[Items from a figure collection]
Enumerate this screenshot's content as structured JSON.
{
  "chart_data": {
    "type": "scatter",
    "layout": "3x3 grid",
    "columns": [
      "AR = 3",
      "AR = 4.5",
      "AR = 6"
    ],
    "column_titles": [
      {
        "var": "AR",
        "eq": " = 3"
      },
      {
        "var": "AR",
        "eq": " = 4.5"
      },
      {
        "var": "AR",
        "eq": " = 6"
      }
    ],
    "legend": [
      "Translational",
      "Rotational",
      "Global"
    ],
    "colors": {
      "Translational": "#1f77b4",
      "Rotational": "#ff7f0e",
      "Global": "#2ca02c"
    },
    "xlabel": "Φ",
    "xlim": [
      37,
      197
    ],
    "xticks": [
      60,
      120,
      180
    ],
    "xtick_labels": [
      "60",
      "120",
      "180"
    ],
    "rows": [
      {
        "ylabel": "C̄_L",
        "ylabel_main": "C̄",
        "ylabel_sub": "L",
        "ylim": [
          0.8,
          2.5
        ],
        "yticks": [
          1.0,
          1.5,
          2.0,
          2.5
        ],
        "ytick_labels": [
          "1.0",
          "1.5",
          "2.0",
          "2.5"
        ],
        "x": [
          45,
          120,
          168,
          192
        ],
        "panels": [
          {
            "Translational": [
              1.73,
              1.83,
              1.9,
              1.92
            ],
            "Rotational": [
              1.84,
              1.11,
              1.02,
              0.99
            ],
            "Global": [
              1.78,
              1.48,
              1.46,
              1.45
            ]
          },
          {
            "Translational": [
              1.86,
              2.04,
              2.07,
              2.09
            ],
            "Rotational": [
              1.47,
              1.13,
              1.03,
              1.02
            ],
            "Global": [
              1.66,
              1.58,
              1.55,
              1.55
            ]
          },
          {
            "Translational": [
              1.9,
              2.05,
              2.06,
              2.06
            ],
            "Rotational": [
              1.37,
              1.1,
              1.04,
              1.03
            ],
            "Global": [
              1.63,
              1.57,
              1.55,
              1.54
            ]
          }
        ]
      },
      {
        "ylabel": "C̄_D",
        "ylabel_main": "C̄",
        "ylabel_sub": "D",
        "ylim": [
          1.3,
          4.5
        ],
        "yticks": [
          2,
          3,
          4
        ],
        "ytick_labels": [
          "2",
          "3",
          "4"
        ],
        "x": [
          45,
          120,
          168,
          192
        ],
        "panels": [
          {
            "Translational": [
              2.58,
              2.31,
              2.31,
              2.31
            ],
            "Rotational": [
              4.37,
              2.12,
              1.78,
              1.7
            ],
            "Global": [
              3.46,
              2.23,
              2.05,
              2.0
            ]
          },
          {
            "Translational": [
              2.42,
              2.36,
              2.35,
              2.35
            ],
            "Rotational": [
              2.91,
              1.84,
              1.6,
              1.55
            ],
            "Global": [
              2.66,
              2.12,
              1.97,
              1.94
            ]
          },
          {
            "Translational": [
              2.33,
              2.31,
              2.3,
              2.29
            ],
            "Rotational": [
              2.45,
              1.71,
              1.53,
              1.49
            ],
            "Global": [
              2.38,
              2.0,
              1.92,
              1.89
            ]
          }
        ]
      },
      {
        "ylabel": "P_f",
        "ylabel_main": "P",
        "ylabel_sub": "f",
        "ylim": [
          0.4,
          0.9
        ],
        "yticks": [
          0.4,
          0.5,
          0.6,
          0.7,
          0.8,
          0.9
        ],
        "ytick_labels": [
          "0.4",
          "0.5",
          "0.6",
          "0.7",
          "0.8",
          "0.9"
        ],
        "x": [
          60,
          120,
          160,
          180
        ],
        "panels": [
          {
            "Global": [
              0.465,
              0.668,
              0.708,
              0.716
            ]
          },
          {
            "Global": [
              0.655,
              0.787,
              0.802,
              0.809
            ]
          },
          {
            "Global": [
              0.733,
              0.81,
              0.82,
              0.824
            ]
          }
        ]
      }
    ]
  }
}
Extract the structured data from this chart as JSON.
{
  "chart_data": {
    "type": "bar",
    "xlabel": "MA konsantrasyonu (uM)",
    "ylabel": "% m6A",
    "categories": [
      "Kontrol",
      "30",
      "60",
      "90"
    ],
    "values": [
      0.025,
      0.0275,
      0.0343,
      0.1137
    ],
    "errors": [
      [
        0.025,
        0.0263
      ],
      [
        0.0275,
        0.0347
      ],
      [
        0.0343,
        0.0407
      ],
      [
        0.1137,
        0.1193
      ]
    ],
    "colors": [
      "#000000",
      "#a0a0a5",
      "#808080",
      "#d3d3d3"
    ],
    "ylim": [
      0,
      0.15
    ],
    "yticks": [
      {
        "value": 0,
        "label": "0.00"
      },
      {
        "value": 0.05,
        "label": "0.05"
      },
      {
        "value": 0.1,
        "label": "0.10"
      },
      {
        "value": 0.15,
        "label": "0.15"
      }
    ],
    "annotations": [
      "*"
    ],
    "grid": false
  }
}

## Directions for this task:
Copy out all the entries shown above, character for character.

## Response to this task:
Enumerate this screenshot's content as structured JSON.
{
  "chart_data": {
    "type": "scatter",
    "layout": "3x3 grid",
    "columns": [
      "AR = 3",
      "AR = 4.5",
      "AR = 6"
    ],
    "column_titles": [
      {
        "var": "AR",
        "eq": " = 3"
      },
      {
        "var": "AR",
        "eq": " = 4.5"
      },
      {
        "var": "AR",
        "eq": " = 6"
      }
    ],
    "legend": [
      "Translational",
      "Rotational",
      "Global"
    ],
    "colors": {
      "Translational": "#1f77b4",
      "Rotational": "#ff7f0e",
      "Global": "#2ca02c"
    },
    "xlabel": "Φ",
    "xlim": [
      37,
      197
    ],
    "xticks": [
      60,
      120,
      180
    ],
    "xtick_labels": [
      "60",
      "120",
      "180"
    ],
    "rows": [
      {
        "ylabel": "C̄_L",
        "ylabel_main": "C̄",
        "ylabel_sub": "L",
        "ylim": [
          0.8,
          2.5
        ],
        "yticks": [
          1.0,
          1.5,
          2.0,
          2.5
        ],
        "ytick_labels": [
          "1.0",
          "1.5",
          "2.0",
          "2.5"
        ],
        "x": [
          45,
          120,
          168,
          192
        ],
        "panels": [
          {
            "Translational": [
              1.73,
              1.83,
              1.9,
              1.92
            ],
            "Rotational": [
              1.84,
              1.11,
              1.02,
              0.99
            ],
            "Global": [
              1.78,
              1.48,
              1.46,
              1.45
            ]
          },
          {
            "Translational": [
              1.86,
              2.04,
              2.07,
              2.09
            ],
            "Rotational": [
              1.47,
              1.13,
              1.03,
              1.02
            ],
            "Global": [
              1.66,
              1.58,
              1.55,
              1.55
            ]
          },
          {
            "Translational": [
              1.9,
              2.05,
              2.06,
              2.06
            ],
            "Rotational": [
              1.37,
              1.1,
              1.04,
              1.03
            ],
            "Global": [
              1.63,
              1.57,
              1.55,
              1.54
            ]
          }
        ]
      },
      {
        "ylabel": "C̄_D",
        "ylabel_main": "C̄",
        "ylabel_sub": "D",
        "ylim": [
          1.3,
          4.5
        ],
        "yticks": [
          2,
          3,
          4
        ],
        "ytick_labels": [
          "2",
          "3",
          "4"
        ],
        "x": [
          45,
          120,
          168,
          192
        ],
        "panels": [
          {
            "Translational": [
              2.58,
              2.31,
              2.31,
              2.31
            ],
            "Rotational": [
              4.37,
              2.12,
              1.78,
              1.7
            ],
            "Global": [
              3.46,
              2.23,
              2.05,
              2.0
            ]
          },
          {
            "Translational": [
              2.42,
              2.36,
              2.35,
              2.35
            ],
            "Rotational": [
              2.91,
              1.84,
              1.6,
              1.55
            ],
            "Global": [
              2.66,
              2.12,
              1.97,
              1.94
            ]
          },
          {
            "Translational": [
              2.33,
              2.31,
              2.3,
              2.29
            ],
            "Rotational": [
              2.45,
              1.71,
              1.53,
              1.49
            ],
            "Global": [
              2.38,
              2.0,
              1.92,
              1.89
            ]
          }
        ]
      },
      {
        "ylabel": "P_f",
        "ylabel_main": "P",
        "ylabel_sub": "f",
        "ylim": [
          0.4,
          0.9
        ],
        "yticks": [
          0.4,
          0.5,
          0.6,
          0.7,
          0.8,
          0.9
        ],
        "ytick_labels": [
          "0.4",
          "0.5",
          "0.6",
          "0.7",
          "0.8",
          "0.9"
        ],
        "x": [
          60,
          120,
          160,
          180
        ],
        "panels": [
          {
            "Global": [
              0.465,
              0.668,
              0.708,
              0.716
            ]
          },
          {
            "Global": [
              0.655,
              0.787,
              0.802,
              0.809
            ]
          },
          {
            "Global": [
              0.733,
              0.81,
              0.82,
              0.824
            ]
          }
        ]
      }
    ]
  }
}
Extract the structured data from this chart as JSON.
{
  "chart_data": {
    "type": "bar",
    "xlabel": "MA konsantrasyonu (uM)",
    "ylabel": "% m6A",
    "categories": [
      "Kontrol",
      "30",
      "60",
      "90"
    ],
    "values": [
      0.025,
      0.0275,
      0.0343,
      0.1137
    ],
    "errors": [
      [
        0.025,
        0.0263
      ],
      [
        0.0275,
        0.0347
      ],
      [
        0.0343,
        0.0407
      ],
      [
        0.1137,
        0.1193
      ]
    ],
    "colors": [
      "#000000",
      "#a0a0a5",
      "#808080",
      "#d3d3d3"
    ],
    "ylim": [
      0,
      0.15
    ],
    "yticks": [
      {
        "value": 0,
        "label": "0.00"
      },
      {
        "value": 0.05,
        "label": "0.05"
      },
      {
        "value": 0.1,
        "label": "0.10"
      },
      {
        "value": 0.15,
        "label": "0.15"
      }
    ],
    "annotations": [
      "*"
    ],
    "grid": false
  }
}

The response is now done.